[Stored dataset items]

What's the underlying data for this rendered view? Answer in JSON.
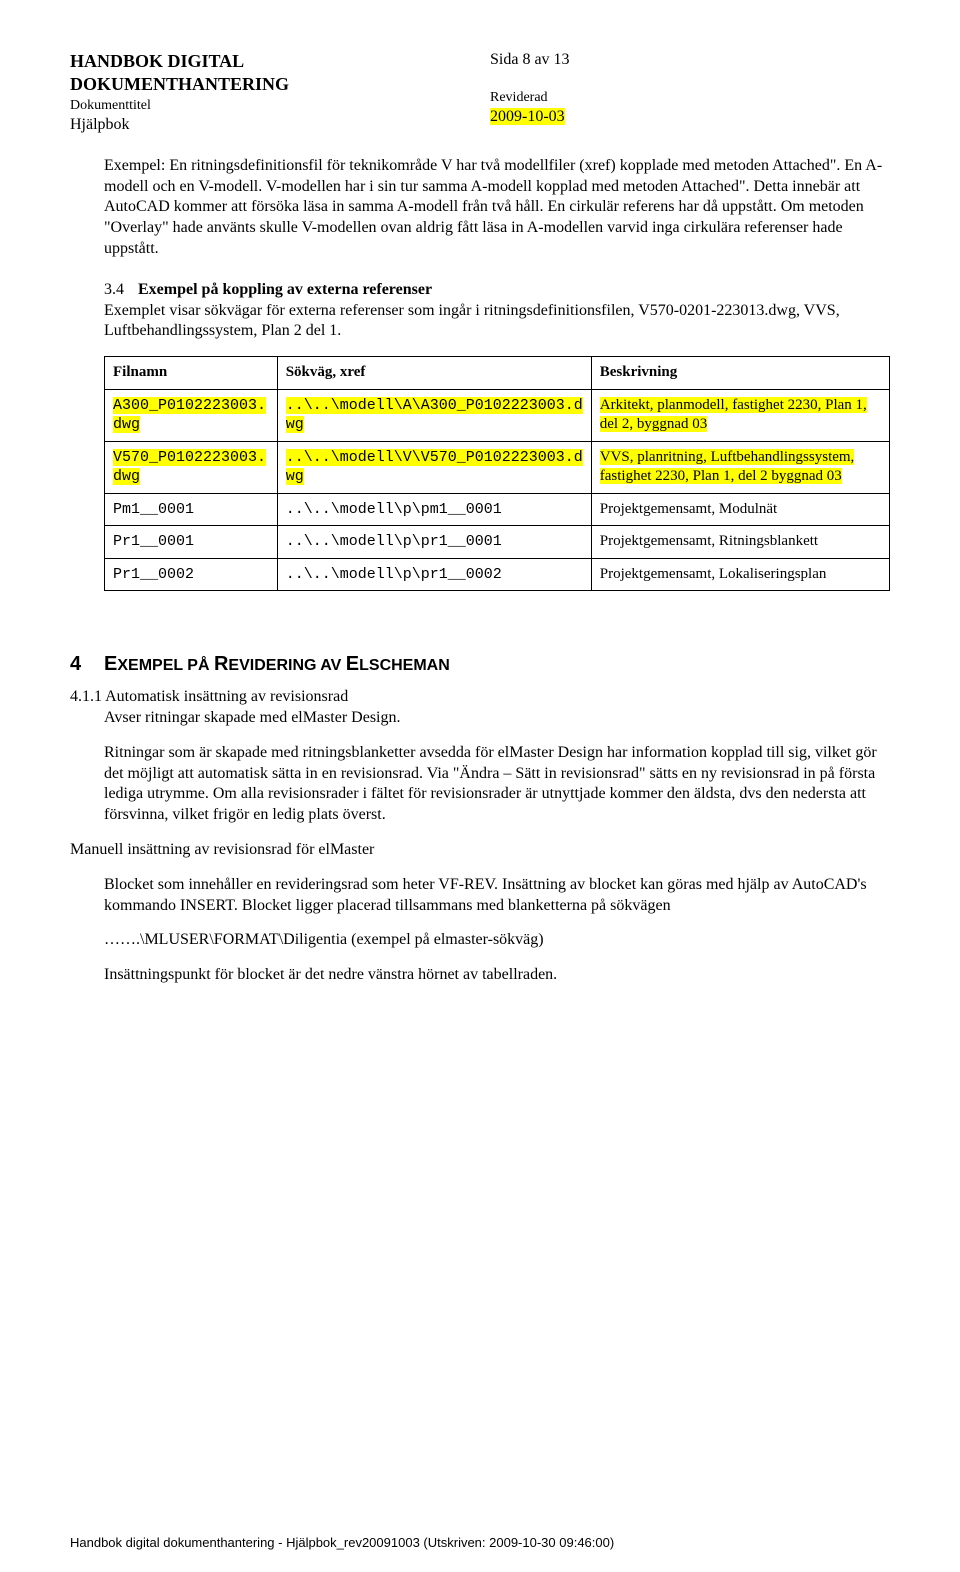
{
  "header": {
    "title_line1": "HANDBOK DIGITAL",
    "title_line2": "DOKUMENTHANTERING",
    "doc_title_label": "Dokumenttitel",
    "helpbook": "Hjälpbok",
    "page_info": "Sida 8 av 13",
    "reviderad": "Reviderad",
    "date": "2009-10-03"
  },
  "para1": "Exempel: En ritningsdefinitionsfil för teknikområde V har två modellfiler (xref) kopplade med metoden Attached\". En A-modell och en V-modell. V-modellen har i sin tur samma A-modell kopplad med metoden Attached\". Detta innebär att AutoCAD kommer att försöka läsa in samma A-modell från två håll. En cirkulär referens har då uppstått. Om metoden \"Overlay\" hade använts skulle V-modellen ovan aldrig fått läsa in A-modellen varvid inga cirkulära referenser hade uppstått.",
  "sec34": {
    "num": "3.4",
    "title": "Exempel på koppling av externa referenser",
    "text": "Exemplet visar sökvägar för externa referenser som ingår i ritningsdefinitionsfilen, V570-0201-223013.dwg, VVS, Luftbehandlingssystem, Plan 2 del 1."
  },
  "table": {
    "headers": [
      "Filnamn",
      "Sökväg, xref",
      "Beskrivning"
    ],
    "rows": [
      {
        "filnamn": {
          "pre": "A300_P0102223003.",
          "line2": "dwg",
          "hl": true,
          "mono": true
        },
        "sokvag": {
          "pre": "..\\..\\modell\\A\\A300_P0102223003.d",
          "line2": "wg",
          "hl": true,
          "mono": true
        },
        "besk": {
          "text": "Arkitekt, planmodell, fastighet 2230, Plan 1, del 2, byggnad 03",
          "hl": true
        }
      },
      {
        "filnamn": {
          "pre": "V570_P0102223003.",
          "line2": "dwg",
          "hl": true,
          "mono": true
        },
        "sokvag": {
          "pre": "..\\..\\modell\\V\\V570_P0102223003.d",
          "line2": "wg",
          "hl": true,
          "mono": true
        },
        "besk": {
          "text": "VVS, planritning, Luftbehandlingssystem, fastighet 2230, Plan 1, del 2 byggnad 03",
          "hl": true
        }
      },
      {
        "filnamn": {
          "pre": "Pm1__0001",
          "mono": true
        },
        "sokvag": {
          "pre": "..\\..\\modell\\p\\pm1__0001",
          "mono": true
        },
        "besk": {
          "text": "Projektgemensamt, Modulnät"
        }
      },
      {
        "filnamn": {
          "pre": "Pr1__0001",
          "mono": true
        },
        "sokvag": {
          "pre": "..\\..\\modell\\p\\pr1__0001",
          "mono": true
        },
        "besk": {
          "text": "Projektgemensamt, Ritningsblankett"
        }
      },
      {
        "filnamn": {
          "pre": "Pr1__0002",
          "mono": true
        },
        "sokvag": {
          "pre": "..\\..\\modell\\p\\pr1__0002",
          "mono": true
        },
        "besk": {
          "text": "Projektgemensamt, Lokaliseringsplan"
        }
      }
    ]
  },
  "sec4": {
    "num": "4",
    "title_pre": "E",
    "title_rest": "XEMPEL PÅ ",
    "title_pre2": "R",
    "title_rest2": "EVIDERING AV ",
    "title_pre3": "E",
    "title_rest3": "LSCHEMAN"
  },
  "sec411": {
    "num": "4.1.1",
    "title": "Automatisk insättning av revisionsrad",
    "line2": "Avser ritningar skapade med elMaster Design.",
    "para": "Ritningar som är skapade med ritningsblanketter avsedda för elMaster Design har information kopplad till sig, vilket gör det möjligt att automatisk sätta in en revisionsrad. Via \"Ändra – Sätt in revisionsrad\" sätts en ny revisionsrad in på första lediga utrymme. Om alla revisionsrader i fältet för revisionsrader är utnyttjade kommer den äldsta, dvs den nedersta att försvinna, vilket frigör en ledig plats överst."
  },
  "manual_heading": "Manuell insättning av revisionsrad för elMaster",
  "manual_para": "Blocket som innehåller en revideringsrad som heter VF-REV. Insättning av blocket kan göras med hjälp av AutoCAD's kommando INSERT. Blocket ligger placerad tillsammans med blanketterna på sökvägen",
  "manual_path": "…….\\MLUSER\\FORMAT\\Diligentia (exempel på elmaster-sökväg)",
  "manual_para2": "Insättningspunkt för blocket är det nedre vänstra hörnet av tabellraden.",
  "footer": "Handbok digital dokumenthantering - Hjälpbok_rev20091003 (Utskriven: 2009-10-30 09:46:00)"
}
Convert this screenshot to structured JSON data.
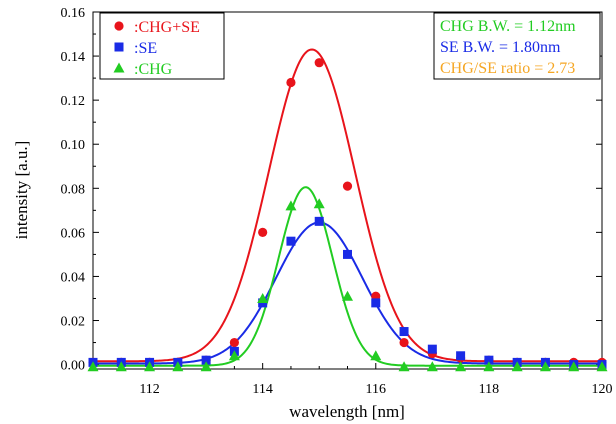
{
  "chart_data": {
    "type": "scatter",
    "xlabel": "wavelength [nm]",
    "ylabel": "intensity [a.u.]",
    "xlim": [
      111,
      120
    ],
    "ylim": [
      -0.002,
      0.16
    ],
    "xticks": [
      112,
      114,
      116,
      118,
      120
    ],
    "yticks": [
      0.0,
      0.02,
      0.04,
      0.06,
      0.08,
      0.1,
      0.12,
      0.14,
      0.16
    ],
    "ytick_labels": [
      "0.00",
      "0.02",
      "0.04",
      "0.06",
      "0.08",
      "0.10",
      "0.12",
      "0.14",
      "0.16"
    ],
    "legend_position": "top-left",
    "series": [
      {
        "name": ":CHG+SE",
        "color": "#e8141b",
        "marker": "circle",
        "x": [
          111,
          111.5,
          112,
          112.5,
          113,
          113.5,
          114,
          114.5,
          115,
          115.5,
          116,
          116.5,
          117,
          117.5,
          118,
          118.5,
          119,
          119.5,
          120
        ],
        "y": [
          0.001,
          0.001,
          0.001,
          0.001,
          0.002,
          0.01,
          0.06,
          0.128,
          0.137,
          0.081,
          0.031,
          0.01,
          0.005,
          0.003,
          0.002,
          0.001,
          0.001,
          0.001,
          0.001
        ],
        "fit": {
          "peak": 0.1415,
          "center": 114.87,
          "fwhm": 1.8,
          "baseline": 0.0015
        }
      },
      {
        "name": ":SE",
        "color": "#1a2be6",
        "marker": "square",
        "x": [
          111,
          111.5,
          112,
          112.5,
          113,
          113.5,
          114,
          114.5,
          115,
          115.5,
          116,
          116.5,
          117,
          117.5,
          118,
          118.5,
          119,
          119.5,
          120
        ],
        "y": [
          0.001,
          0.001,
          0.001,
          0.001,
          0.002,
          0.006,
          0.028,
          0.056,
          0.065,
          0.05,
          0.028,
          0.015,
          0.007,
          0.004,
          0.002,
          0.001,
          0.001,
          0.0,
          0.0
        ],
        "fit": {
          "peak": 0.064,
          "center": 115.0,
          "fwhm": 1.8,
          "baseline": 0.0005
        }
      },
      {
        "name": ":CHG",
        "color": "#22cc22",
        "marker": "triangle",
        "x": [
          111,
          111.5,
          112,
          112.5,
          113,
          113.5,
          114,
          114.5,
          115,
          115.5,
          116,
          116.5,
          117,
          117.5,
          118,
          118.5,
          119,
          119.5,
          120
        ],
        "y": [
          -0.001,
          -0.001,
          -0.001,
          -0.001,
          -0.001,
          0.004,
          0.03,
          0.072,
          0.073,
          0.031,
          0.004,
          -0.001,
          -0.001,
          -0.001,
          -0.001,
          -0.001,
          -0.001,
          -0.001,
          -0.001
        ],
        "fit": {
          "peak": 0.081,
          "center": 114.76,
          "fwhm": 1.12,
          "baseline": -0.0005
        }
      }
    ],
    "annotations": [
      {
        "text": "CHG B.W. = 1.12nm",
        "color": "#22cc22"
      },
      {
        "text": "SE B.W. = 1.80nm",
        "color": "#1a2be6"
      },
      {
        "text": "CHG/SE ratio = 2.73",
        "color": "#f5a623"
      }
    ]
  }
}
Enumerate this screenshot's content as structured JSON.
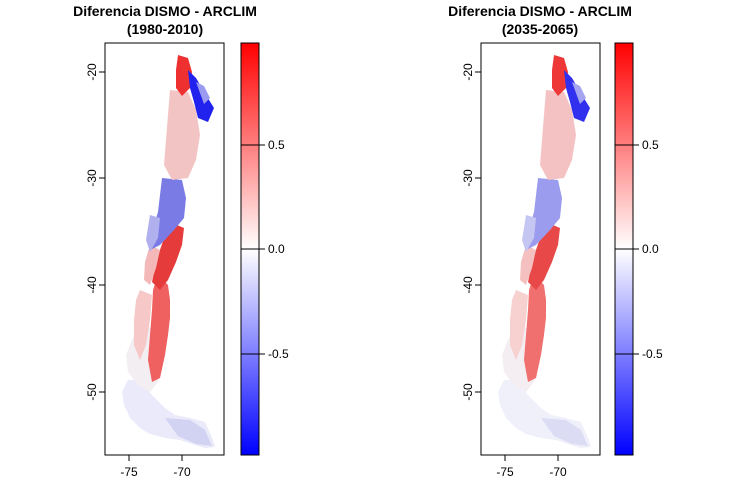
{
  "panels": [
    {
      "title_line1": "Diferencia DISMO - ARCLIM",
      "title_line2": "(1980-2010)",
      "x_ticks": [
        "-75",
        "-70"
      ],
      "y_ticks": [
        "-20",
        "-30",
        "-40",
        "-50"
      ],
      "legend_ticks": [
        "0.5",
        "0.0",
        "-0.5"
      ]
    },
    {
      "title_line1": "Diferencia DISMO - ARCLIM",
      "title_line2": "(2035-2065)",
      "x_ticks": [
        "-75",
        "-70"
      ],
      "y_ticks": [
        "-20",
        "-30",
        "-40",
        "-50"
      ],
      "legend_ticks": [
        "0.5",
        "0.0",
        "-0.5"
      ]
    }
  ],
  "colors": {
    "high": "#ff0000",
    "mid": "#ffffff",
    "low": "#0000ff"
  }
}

### Aim
Select and copy every line of the material that holds the string "Design".

### Final result
    "line2": "Avser ritningar skapade med elMaster Design.",
    "para": "Ritningar som är skapade med ritningsblanketter avsedda för elMaster Design har information kopplad till sig, vilket gör det möjligt att automatisk sätta in en revisionsrad. Via \"Ändra – Sätt in revisionsrad\" sätts en ny revisionsrad in på första lediga utrymme. Om alla revisionsrader i fältet för revisionsrader är utnyttjade kommer den äldsta, dvs den nedersta att försvinna, vilket frigör en ledig plats överst."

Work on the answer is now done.